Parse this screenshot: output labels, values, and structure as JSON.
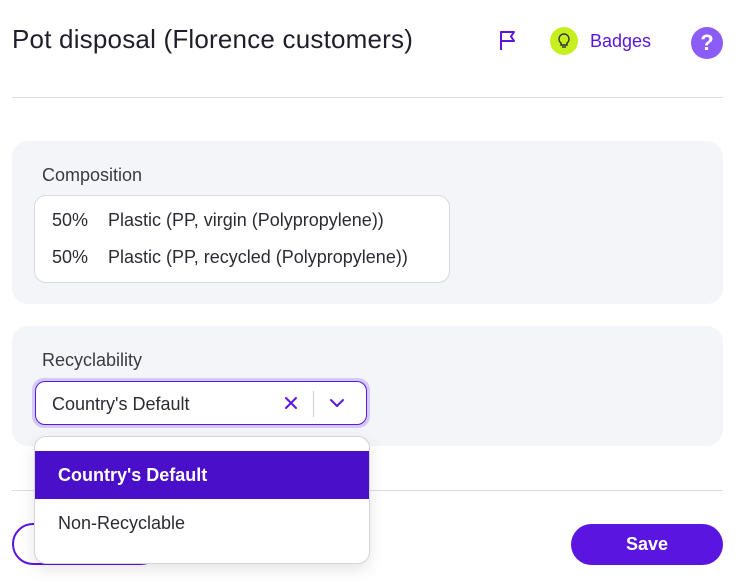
{
  "header": {
    "title": "Pot disposal (Florence customers)",
    "badges_label": "Badges",
    "help_glyph": "?",
    "icons": [
      "flag-icon",
      "lightbulb-icon",
      "help-icon"
    ]
  },
  "composition": {
    "label": "Composition",
    "rows": [
      {
        "percent": "50%",
        "material": "Plastic (PP, virgin (Polypropylene))"
      },
      {
        "percent": "50%",
        "material": "Plastic (PP, recycled (Polypropylene))"
      }
    ]
  },
  "recyclability": {
    "label": "Recyclability",
    "selected_value": "Country's Default",
    "options": [
      "Country's Default",
      "Non-Recyclable"
    ]
  },
  "footer": {
    "save_label": "Save"
  },
  "colors": {
    "accent": "#5a16e0",
    "selected_option_bg": "#4a0fc9",
    "bulb": "#c6ef1f",
    "help": "#8b5cf6",
    "panel_bg": "#f4f5f9"
  }
}
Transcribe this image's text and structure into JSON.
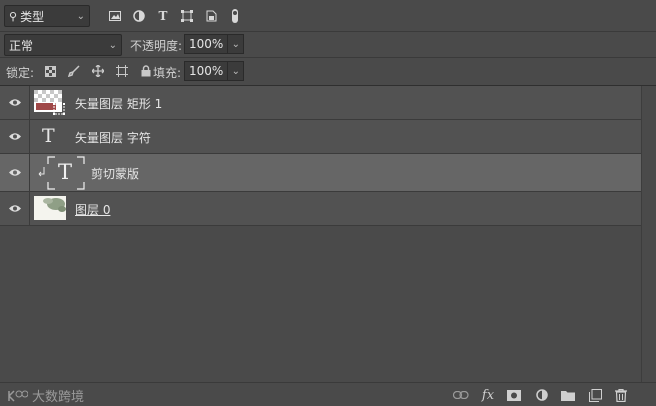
{
  "filter": {
    "label": "类型"
  },
  "blend": {
    "mode": "正常",
    "opacity_label": "不透明度:",
    "opacity": "100%"
  },
  "lock": {
    "label": "锁定:",
    "fill_label": "填充:",
    "fill": "100%"
  },
  "layers": [
    {
      "name": "矢量图层 矩形 1",
      "kind": "shape"
    },
    {
      "name": "矢量图层 字符",
      "kind": "text"
    },
    {
      "name": "剪切蒙版",
      "kind": "text-clipped",
      "selected": true
    },
    {
      "name": "图层 0",
      "kind": "image"
    }
  ],
  "brand": {
    "text": "大数跨境"
  },
  "icons": {
    "filter": [
      "image-filter-icon",
      "adjustment-filter-icon",
      "type-filter-icon",
      "shape-filter-icon",
      "smart-object-filter-icon",
      "filter-toggle-icon"
    ],
    "lock": [
      "lock-pixels-icon",
      "lock-image-icon",
      "lock-position-icon",
      "lock-artboard-icon",
      "lock-all-icon"
    ],
    "footer": [
      "link-icon",
      "fx-icon",
      "mask-icon",
      "adjustment-icon",
      "folder-icon",
      "new-layer-icon",
      "trash-icon"
    ]
  }
}
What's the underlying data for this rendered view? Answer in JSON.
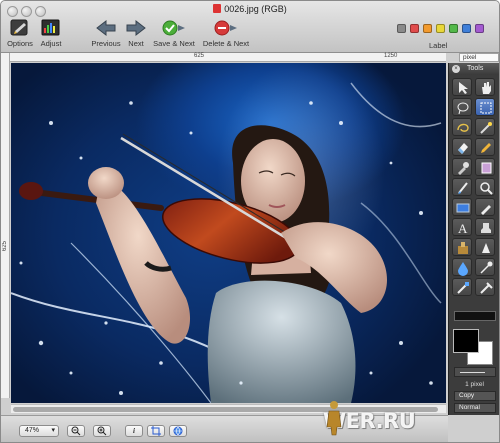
{
  "window": {
    "title": "0026.jpg (RGB)"
  },
  "toolbar": {
    "buttons": [
      {
        "id": "options",
        "label": "Options",
        "icon": "options-icon"
      },
      {
        "id": "adjust",
        "label": "Adjust",
        "icon": "adjust-icon"
      },
      {
        "id": "previous",
        "label": "Previous",
        "icon": "arrow-left-icon"
      },
      {
        "id": "next",
        "label": "Next",
        "icon": "arrow-right-icon"
      },
      {
        "id": "save_next",
        "label": "Save & Next",
        "icon": "save-check-icon"
      },
      {
        "id": "delete_next",
        "label": "Delete & Next",
        "icon": "delete-icon"
      }
    ],
    "label_text": "Label",
    "label_colors": [
      "#8a8a8a",
      "#e04b4b",
      "#f29a2e",
      "#e8d73a",
      "#53b84a",
      "#3f7fd9",
      "#a35bd0"
    ]
  },
  "ruler": {
    "top_ticks": [
      "625",
      "1250"
    ],
    "left_tick": "625",
    "unit": "pixel"
  },
  "tools_palette": {
    "title": "Tools",
    "tools": [
      "arrow-select-icon",
      "hand-pan-icon",
      "lasso-icon",
      "rect-select-icon",
      "lasso-freeform-icon",
      "magic-wand-icon",
      "eraser-icon",
      "pencil-icon",
      "dropper-icon",
      "crop-icon",
      "brush-icon",
      "zoom-icon",
      "rectangle-shape-icon",
      "smudge-icon",
      "text-icon",
      "stamp-icon",
      "clone-icon",
      "sharpen-icon",
      "water-drop-icon",
      "burn-icon",
      "blur-icon",
      "paint-bucket-icon"
    ],
    "line_width": "1 pixel",
    "copy_mode": "Copy",
    "blend_mode": "Normal",
    "foreground_color": "#000000",
    "background_color": "#ffffff"
  },
  "statusbar": {
    "zoom": "47%",
    "zoom_out_icon": "zoom-out-icon",
    "zoom_in_icon": "zoom-in-icon",
    "info_icon": "info-icon",
    "crop_icon": "crop-icon",
    "web_icon": "globe-icon"
  },
  "watermark": "WER.RU"
}
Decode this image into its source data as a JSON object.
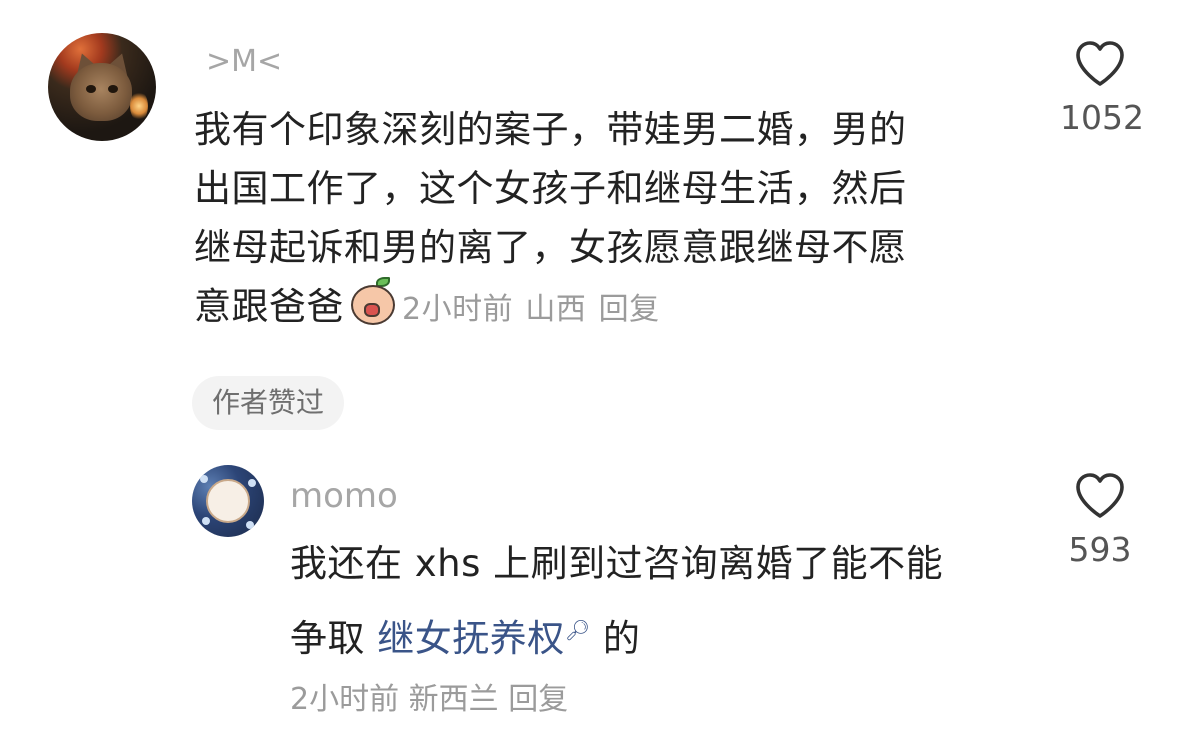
{
  "comments": [
    {
      "username": ">M<",
      "text": "我有个印象深刻的案子，带娃男二婚，男的出国工作了，这个女孩子和继母生活，然后继母起诉和男的离了，女孩愿意跟继母不愿意跟爸爸",
      "line1": "我有个印象深刻的案子，带娃男二婚，男的",
      "line2": "出国工作了，这个女孩子和继母生活，然后",
      "line3": "继母起诉和男的离了，女孩愿意跟继母不愿",
      "line4": "意跟爸爸",
      "time": "2小时前",
      "location": "山西",
      "reply_label": "回复",
      "badge": "作者赞过",
      "likes": "1052",
      "emoji": "crying-face-emoji"
    }
  ],
  "reply": {
    "username": "momo",
    "line1": "我还在 xhs 上刷到过咨询离婚了能不能",
    "line2_prefix": "争取",
    "link_text": "继女抚养权",
    "line2_suffix": "的",
    "time": "2小时前",
    "location": "新西兰",
    "reply_label": "回复",
    "likes": "593"
  },
  "colors": {
    "text": "#222222",
    "meta": "#9b9b9b",
    "link": "#3a5488",
    "badge_bg": "#f3f3f3"
  }
}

____

## Stated goal
Provide only the number of lines in the entries that hold the word "带娃男二婚".

## Reply
2